=== Written task ===
Copy out each line of the data that holds the word "Volume".

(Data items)
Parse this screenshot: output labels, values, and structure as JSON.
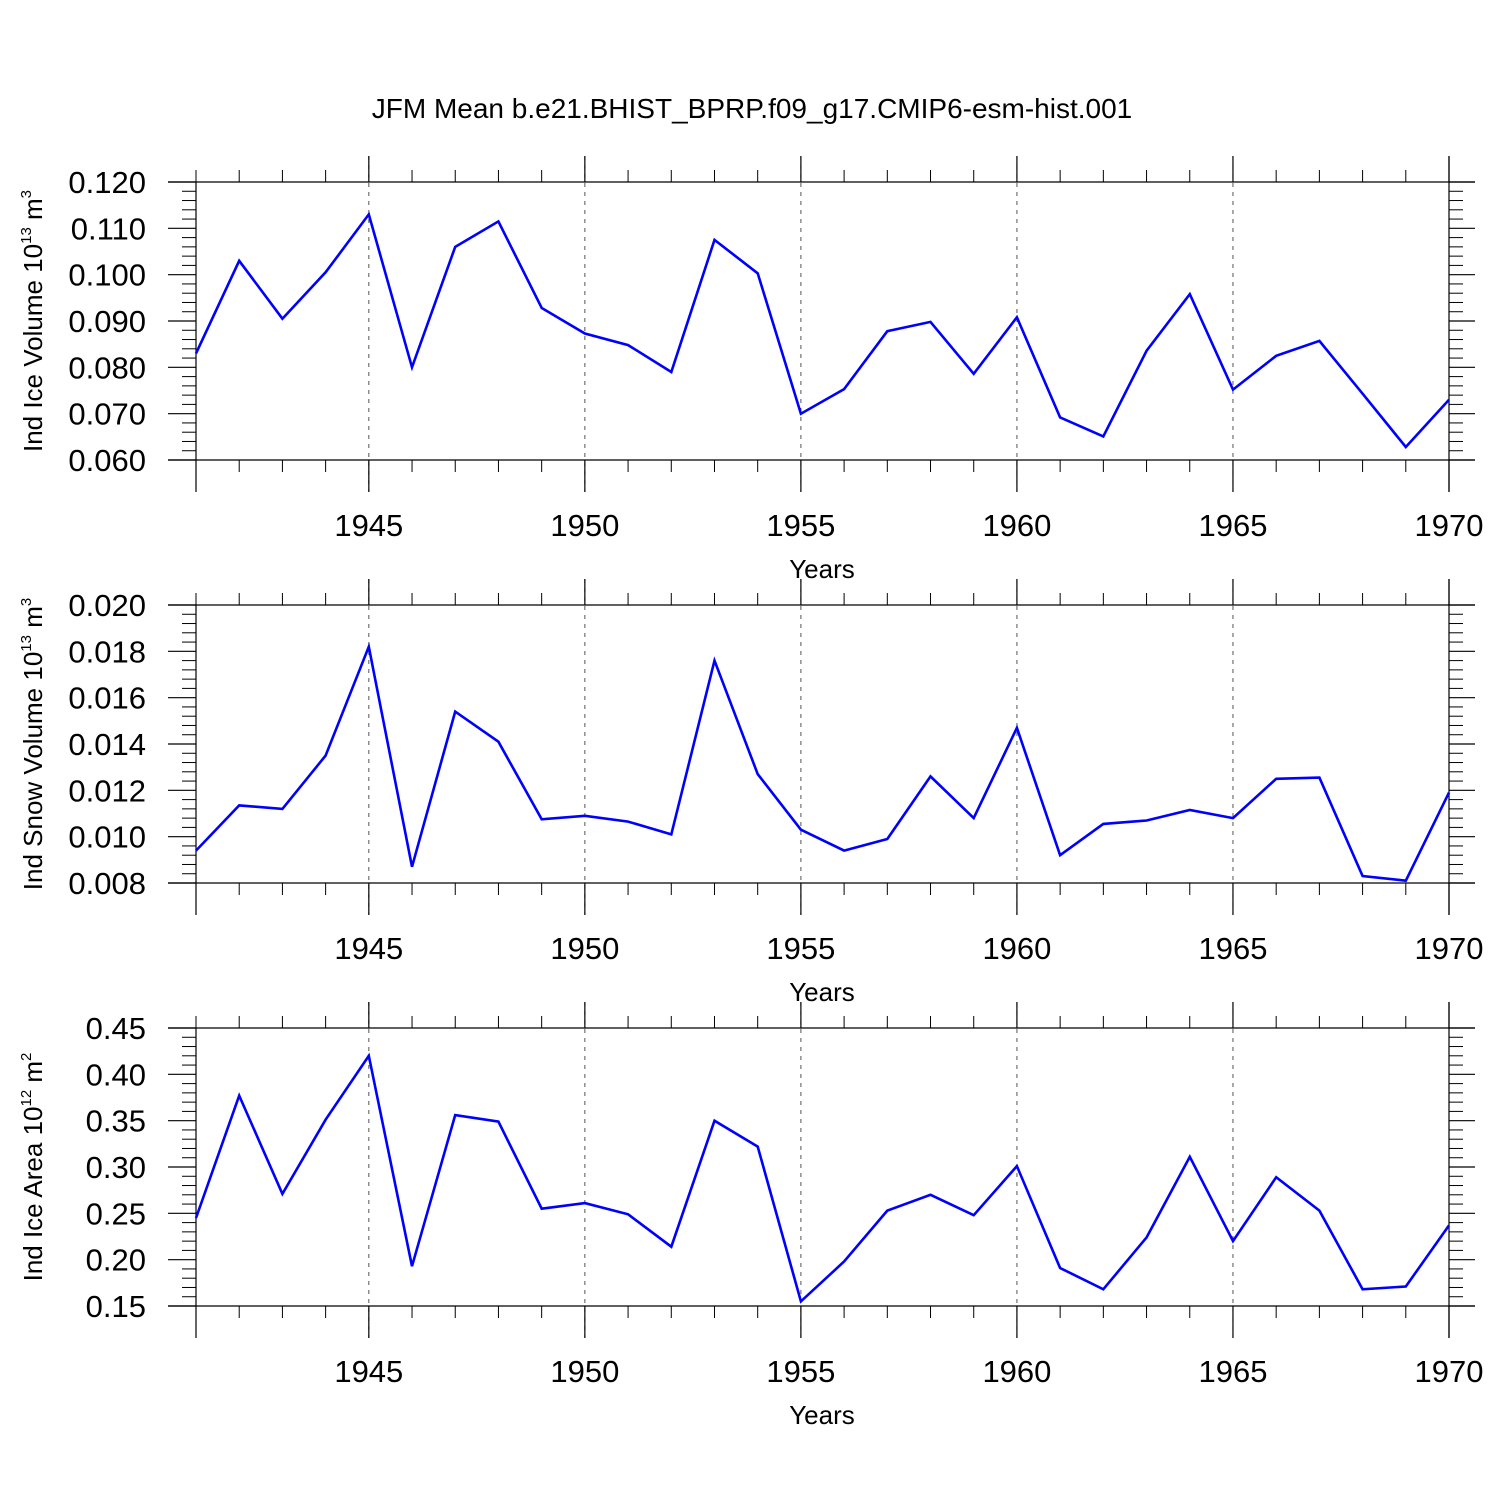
{
  "figure": {
    "title": "JFM Mean b.e21.BHIST_BPRP.f09_g17.CMIP6-esm-hist.001",
    "line_color": "#0000ff",
    "grid_color": "#555555"
  },
  "chart_data": [
    {
      "type": "line",
      "ylabel": "Ind Ice Volume 10^13 m^3",
      "ylabel_parts": {
        "main": "Ind Ice Volume 10",
        "exp1": "13",
        "unit": " m",
        "exp2": "3"
      },
      "xlabel": "Years",
      "xlim": [
        1941,
        1970
      ],
      "ylim": [
        0.06,
        0.12
      ],
      "yticks": [
        0.06,
        0.07,
        0.08,
        0.09,
        0.1,
        0.11,
        0.12
      ],
      "ytick_labels": [
        "0.060",
        "0.070",
        "0.080",
        "0.090",
        "0.100",
        "0.110",
        "0.120"
      ],
      "xticks": [
        1945,
        1950,
        1955,
        1960,
        1965,
        1970
      ],
      "xtick_labels": [
        "1945",
        "1950",
        "1955",
        "1960",
        "1965",
        "1970"
      ],
      "grid": "vertical dashed at major x ticks",
      "x": [
        1941,
        1942,
        1943,
        1944,
        1945,
        1946,
        1947,
        1948,
        1949,
        1950,
        1951,
        1952,
        1953,
        1954,
        1955,
        1956,
        1957,
        1958,
        1959,
        1960,
        1961,
        1962,
        1963,
        1964,
        1965,
        1966,
        1967,
        1968,
        1969,
        1970
      ],
      "values": [
        0.083,
        0.103,
        0.0905,
        0.1005,
        0.113,
        0.08,
        0.106,
        0.1115,
        0.0928,
        0.0873,
        0.0848,
        0.079,
        0.1075,
        0.1003,
        0.07,
        0.0753,
        0.0878,
        0.0898,
        0.0786,
        0.0908,
        0.0692,
        0.0651,
        0.0836,
        0.0958,
        0.0752,
        0.0825,
        0.0857,
        0.0743,
        0.0628,
        0.073
      ]
    },
    {
      "type": "line",
      "ylabel": "Ind Snow Volume 10^13 m^3",
      "ylabel_parts": {
        "main": "Ind Snow Volume 10",
        "exp1": "13",
        "unit": " m",
        "exp2": "3"
      },
      "xlabel": "Years",
      "xlim": [
        1941,
        1970
      ],
      "ylim": [
        0.008,
        0.02
      ],
      "yticks": [
        0.008,
        0.01,
        0.012,
        0.014,
        0.016,
        0.018,
        0.02
      ],
      "ytick_labels": [
        "0.008",
        "0.010",
        "0.012",
        "0.014",
        "0.016",
        "0.018",
        "0.020"
      ],
      "xticks": [
        1945,
        1950,
        1955,
        1960,
        1965,
        1970
      ],
      "xtick_labels": [
        "1945",
        "1950",
        "1955",
        "1960",
        "1965",
        "1970"
      ],
      "grid": "vertical dashed at major x ticks",
      "x": [
        1941,
        1942,
        1943,
        1944,
        1945,
        1946,
        1947,
        1948,
        1949,
        1950,
        1951,
        1952,
        1953,
        1954,
        1955,
        1956,
        1957,
        1958,
        1959,
        1960,
        1961,
        1962,
        1963,
        1964,
        1965,
        1966,
        1967,
        1968,
        1969,
        1970
      ],
      "values": [
        0.0094,
        0.01135,
        0.0112,
        0.0135,
        0.0182,
        0.0087,
        0.0154,
        0.0141,
        0.01075,
        0.0109,
        0.01065,
        0.0101,
        0.0176,
        0.0127,
        0.0103,
        0.0094,
        0.0099,
        0.0126,
        0.0108,
        0.0147,
        0.0092,
        0.01055,
        0.0107,
        0.01115,
        0.0108,
        0.0125,
        0.01255,
        0.0083,
        0.0081,
        0.0119
      ]
    },
    {
      "type": "line",
      "ylabel": "Ind Ice Area 10^12 m^2",
      "ylabel_parts": {
        "main": "Ind Ice Area 10",
        "exp1": "12",
        "unit": " m",
        "exp2": "2"
      },
      "xlabel": "Years",
      "xlim": [
        1941,
        1970
      ],
      "ylim": [
        0.15,
        0.45
      ],
      "yticks": [
        0.15,
        0.2,
        0.25,
        0.3,
        0.35,
        0.4,
        0.45
      ],
      "ytick_labels": [
        "0.15",
        "0.20",
        "0.25",
        "0.30",
        "0.35",
        "0.40",
        "0.45"
      ],
      "xticks": [
        1945,
        1950,
        1955,
        1960,
        1965,
        1970
      ],
      "xtick_labels": [
        "1945",
        "1950",
        "1955",
        "1960",
        "1965",
        "1970"
      ],
      "grid": "vertical dashed at major x ticks",
      "x": [
        1941,
        1942,
        1943,
        1944,
        1945,
        1946,
        1947,
        1948,
        1949,
        1950,
        1951,
        1952,
        1953,
        1954,
        1955,
        1956,
        1957,
        1958,
        1959,
        1960,
        1961,
        1962,
        1963,
        1964,
        1965,
        1966,
        1967,
        1968,
        1969,
        1970
      ],
      "values": [
        0.245,
        0.377,
        0.271,
        0.351,
        0.42,
        0.193,
        0.356,
        0.349,
        0.255,
        0.261,
        0.249,
        0.214,
        0.35,
        0.322,
        0.155,
        0.198,
        0.253,
        0.27,
        0.248,
        0.301,
        0.191,
        0.168,
        0.224,
        0.311,
        0.22,
        0.289,
        0.253,
        0.168,
        0.171,
        0.237
      ]
    }
  ]
}
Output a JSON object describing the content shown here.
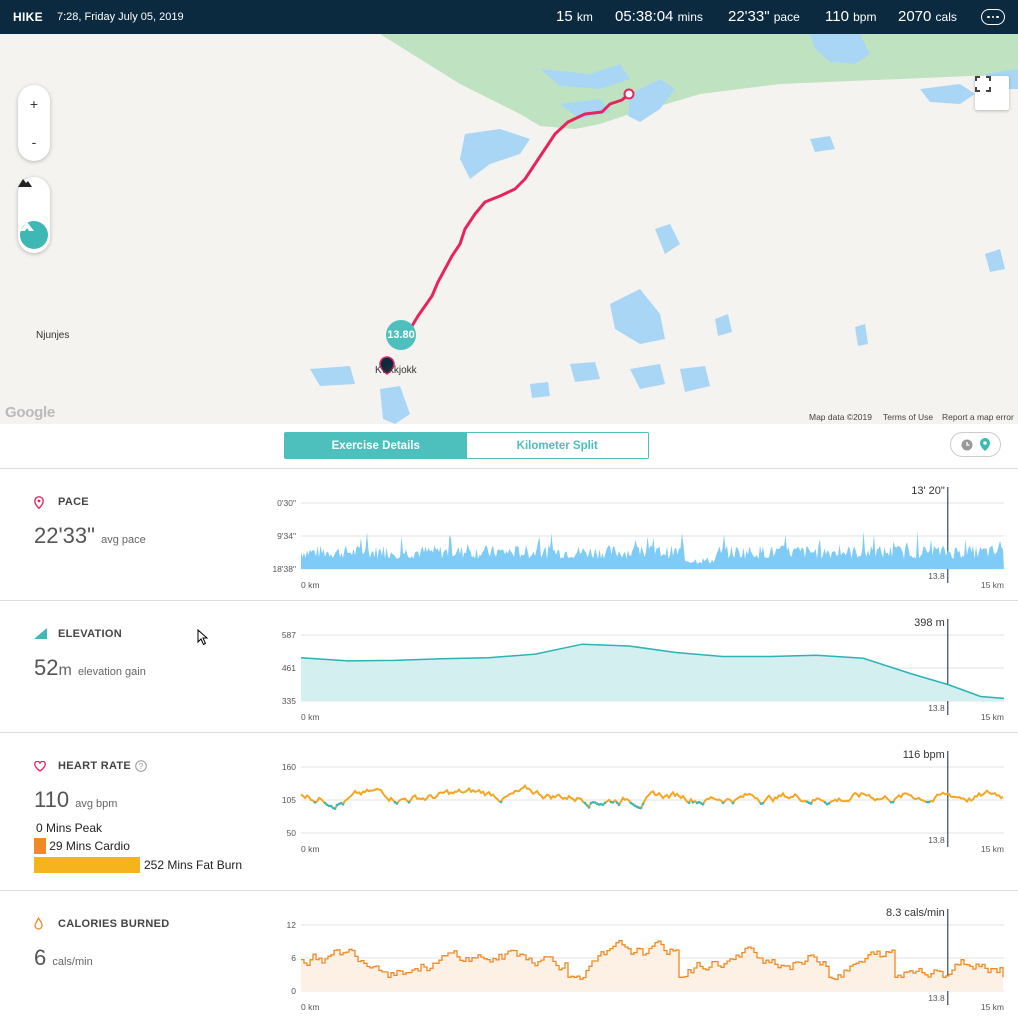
{
  "header": {
    "activity": "HIKE",
    "datetime": "7:28, Friday July 05, 2019",
    "distance_value": "15",
    "distance_unit": "km",
    "duration_value": "05:38:04",
    "duration_unit": "mins",
    "pace_value": "22'33\"",
    "pace_unit": "pace",
    "hr_value": "110",
    "hr_unit": "bpm",
    "cals_value": "2070",
    "cals_unit": "cals"
  },
  "map": {
    "zoom_in": "+",
    "zoom_out": "-",
    "place_njunjes": "Njunjes",
    "place_kvikkjokk": "Kvikkjokk",
    "km_marker": "13.80",
    "google": "Google",
    "map_data": "Map data ©2019",
    "terms": "Terms of Use",
    "report": "Report a map error",
    "icons": {
      "terrain": "mountain-icon",
      "satellite": "hike-icon",
      "fullscreen": "fullscreen-icon"
    }
  },
  "tabs": {
    "details": "Exercise Details",
    "split": "Kilometer Split"
  },
  "sections": {
    "pace": {
      "title": "PACE",
      "value": "22'33\"",
      "unit": "avg pace",
      "callout": "13' 20\"",
      "y_ticks": [
        "0'30\"",
        "9'34\"",
        "18'38\""
      ]
    },
    "elevation": {
      "title": "ELEVATION",
      "value": "52",
      "value_unit": "m",
      "unit": "elevation gain",
      "callout": "398 m",
      "y_ticks": [
        "587",
        "461",
        "335"
      ]
    },
    "heart": {
      "title": "HEART RATE",
      "value": "110",
      "unit": "avg bpm",
      "callout": "116 bpm",
      "y_ticks": [
        "160",
        "105",
        "50"
      ],
      "zones": [
        {
          "label": "0 Mins Peak",
          "minutes": 0
        },
        {
          "label": "29 Mins Cardio",
          "minutes": 29
        },
        {
          "label": "252 Mins Fat Burn",
          "minutes": 252
        }
      ]
    },
    "calories": {
      "title": "CALORIES BURNED",
      "value": "6",
      "unit": "cals/min",
      "callout": "8.3 cals/min",
      "y_ticks": [
        "12",
        "6",
        "0"
      ]
    }
  },
  "x_axis": {
    "start": "0 km",
    "end": "15 km",
    "cursor": "13.8"
  },
  "colors": {
    "header_bg": "#0b2a40",
    "teal": "#4dbfbd",
    "route": "#e6245e",
    "pace": "#7ecbf7",
    "elevation_line": "#2bb3b8",
    "hr_orange": "#f5a623",
    "hr_dark": "#f08a24",
    "cal": "#f08a24"
  },
  "chart_data": [
    {
      "type": "area",
      "title": "PACE",
      "x_range": [
        0,
        15
      ],
      "xlabel": "km",
      "y_ticks": [
        "0'30\"",
        "9'34\"",
        "18'38\""
      ],
      "cursor": {
        "x": 13.8,
        "value": "13' 20\""
      }
    },
    {
      "type": "area",
      "title": "ELEVATION",
      "x_range": [
        0,
        15
      ],
      "ylim": [
        335,
        587
      ],
      "cursor": {
        "x": 13.8,
        "value": 398
      },
      "x": [
        0,
        1,
        2,
        3,
        4,
        5,
        6,
        7,
        8,
        9,
        10,
        11,
        12,
        13,
        13.8,
        14.5,
        15
      ],
      "y": [
        500,
        488,
        490,
        496,
        500,
        514,
        552,
        545,
        520,
        505,
        505,
        510,
        498,
        440,
        398,
        352,
        345
      ]
    },
    {
      "type": "line",
      "title": "HEART RATE",
      "x_range": [
        0,
        15
      ],
      "ylim": [
        50,
        160
      ],
      "cursor": {
        "x": 13.8,
        "value": 116
      }
    },
    {
      "type": "line",
      "title": "CALORIES BURNED",
      "x_range": [
        0,
        15
      ],
      "ylim": [
        0,
        12
      ],
      "cursor": {
        "x": 13.8,
        "value": 8.3
      }
    }
  ]
}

=== Correct output ===
      "ylabel": "Ind Ice Volume 10^13 m^3",
        "main": "Ind Ice Volume 10",
      "ylabel": "Ind Snow Volume 10^13 m^3",
        "main": "Ind Snow Volume 10",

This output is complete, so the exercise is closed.